+++ Dataset

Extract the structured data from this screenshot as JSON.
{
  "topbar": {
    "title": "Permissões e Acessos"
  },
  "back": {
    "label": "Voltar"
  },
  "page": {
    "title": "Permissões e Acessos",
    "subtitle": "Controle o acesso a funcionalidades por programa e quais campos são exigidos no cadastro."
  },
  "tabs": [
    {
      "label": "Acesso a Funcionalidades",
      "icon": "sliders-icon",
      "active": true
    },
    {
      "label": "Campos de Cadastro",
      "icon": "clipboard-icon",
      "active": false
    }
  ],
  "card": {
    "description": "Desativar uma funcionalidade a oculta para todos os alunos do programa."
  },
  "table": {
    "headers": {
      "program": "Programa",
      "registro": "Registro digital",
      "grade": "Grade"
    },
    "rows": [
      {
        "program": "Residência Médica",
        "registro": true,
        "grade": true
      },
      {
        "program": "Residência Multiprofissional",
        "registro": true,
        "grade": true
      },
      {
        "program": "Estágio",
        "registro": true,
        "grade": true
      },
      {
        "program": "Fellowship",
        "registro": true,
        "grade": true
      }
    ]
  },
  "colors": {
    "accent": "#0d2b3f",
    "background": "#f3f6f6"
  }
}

++++++

The request: Extract every line containing the string "Permissões" from the data above.

Problem solution:
    "title": "Permissões e Acessos"
    "title": "Permissões e Acessos",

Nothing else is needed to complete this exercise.